## Task prompt
Copy all lines in which the word "Oxford" can be found.

## Stored records
####################

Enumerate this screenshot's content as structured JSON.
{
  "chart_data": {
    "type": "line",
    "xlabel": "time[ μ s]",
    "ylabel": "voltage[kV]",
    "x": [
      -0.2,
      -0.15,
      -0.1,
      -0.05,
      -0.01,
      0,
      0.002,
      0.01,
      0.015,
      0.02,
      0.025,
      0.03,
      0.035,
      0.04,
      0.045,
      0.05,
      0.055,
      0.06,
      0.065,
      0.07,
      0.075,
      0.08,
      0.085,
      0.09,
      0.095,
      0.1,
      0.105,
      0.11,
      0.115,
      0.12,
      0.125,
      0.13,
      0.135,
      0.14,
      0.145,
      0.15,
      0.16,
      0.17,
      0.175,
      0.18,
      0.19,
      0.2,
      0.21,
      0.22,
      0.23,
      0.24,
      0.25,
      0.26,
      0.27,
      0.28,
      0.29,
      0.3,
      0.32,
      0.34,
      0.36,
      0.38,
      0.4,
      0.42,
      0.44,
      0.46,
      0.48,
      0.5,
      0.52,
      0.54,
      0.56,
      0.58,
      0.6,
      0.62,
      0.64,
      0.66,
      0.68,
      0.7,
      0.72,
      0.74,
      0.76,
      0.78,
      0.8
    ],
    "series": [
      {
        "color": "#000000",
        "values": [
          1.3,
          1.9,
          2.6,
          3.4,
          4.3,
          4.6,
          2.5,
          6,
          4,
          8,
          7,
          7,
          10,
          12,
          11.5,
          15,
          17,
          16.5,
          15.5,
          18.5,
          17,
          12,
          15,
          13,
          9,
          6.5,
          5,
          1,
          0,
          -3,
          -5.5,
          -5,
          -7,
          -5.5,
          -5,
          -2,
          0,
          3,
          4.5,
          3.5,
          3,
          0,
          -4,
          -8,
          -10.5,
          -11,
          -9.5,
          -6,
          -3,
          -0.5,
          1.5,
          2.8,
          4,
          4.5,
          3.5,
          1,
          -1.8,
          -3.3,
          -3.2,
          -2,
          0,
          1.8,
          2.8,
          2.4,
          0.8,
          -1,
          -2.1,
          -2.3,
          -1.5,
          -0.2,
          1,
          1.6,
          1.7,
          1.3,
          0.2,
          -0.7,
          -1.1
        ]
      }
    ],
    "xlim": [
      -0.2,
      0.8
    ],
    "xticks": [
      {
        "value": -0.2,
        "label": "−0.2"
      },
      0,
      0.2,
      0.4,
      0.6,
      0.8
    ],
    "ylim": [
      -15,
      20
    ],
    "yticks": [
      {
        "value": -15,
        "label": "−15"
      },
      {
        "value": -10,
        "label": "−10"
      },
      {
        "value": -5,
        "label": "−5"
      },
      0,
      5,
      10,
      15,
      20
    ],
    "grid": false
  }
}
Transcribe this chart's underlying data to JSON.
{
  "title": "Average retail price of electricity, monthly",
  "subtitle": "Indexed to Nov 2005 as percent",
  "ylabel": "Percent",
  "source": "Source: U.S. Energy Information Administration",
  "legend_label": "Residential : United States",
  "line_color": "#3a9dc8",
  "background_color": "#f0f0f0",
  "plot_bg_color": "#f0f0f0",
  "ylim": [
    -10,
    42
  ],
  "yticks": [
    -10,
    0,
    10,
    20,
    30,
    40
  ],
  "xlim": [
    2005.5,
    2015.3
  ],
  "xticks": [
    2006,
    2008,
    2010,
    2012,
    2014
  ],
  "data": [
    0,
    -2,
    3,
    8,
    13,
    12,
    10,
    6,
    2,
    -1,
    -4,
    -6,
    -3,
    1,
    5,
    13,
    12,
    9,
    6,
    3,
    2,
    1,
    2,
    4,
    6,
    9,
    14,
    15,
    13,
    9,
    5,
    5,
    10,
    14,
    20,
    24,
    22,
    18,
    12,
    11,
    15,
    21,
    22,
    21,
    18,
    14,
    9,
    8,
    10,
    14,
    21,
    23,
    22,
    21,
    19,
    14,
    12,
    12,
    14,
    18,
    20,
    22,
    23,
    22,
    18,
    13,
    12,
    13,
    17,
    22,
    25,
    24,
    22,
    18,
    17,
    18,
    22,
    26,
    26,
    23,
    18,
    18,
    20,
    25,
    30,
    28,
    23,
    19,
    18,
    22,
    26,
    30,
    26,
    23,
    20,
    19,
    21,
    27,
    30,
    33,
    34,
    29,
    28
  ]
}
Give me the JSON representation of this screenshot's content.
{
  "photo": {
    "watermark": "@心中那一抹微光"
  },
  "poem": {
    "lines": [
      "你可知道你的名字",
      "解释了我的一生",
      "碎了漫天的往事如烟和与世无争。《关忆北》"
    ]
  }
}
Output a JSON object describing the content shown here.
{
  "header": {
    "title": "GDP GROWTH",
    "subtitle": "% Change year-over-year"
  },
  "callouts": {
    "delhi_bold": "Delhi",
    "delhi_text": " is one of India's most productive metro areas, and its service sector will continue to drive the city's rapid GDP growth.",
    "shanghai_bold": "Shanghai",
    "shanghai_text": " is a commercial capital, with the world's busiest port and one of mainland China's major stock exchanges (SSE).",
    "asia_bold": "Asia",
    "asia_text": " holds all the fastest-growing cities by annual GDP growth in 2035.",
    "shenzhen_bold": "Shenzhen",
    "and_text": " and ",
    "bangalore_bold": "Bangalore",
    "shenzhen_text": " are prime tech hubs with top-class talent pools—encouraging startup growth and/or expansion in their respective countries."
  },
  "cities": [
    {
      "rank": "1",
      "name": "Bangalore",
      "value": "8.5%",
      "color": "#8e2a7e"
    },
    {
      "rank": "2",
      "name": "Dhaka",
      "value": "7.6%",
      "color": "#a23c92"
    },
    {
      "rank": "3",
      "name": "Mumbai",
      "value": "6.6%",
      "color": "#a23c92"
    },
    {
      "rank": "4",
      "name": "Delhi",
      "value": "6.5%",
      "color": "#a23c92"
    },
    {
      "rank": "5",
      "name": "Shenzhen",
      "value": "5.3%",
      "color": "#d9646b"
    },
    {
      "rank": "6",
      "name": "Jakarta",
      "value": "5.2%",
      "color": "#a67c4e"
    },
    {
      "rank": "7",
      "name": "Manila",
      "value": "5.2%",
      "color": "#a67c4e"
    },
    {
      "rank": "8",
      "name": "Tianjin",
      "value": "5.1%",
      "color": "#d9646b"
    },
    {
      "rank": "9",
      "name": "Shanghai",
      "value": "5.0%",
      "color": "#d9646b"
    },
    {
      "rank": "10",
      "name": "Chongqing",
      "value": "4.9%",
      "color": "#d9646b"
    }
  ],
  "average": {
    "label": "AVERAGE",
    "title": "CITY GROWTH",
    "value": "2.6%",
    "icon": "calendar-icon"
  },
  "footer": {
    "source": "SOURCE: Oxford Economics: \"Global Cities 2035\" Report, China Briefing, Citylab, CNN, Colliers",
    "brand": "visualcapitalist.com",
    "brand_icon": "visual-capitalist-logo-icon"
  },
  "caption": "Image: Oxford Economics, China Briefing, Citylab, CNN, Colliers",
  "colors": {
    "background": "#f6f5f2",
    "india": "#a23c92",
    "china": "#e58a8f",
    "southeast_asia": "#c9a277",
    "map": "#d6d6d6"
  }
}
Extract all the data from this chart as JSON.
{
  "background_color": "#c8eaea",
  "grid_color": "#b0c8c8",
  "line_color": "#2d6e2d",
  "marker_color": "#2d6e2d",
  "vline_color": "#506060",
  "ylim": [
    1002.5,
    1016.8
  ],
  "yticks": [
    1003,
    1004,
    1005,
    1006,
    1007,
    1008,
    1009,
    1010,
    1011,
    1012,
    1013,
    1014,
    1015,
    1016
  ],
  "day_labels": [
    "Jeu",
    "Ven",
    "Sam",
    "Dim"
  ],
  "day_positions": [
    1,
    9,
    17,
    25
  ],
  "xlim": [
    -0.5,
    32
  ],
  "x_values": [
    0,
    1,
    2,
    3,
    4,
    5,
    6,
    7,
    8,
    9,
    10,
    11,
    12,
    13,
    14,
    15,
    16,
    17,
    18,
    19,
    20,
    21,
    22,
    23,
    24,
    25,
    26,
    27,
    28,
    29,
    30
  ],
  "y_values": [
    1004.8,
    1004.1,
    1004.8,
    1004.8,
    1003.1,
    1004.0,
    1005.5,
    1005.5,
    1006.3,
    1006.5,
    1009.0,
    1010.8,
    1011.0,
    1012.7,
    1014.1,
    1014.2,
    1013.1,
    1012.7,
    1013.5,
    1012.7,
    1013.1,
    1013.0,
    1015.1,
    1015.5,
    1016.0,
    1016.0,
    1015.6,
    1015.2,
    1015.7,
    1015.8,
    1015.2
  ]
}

####################

## Result for this exercise
    "source": "SOURCE: Oxford Economics: \"Global Cities 2035\" Report, China Briefing, Citylab, CNN, Colliers",
  "caption": "Image: Oxford Economics, China Briefing, Citylab, CNN, Colliers",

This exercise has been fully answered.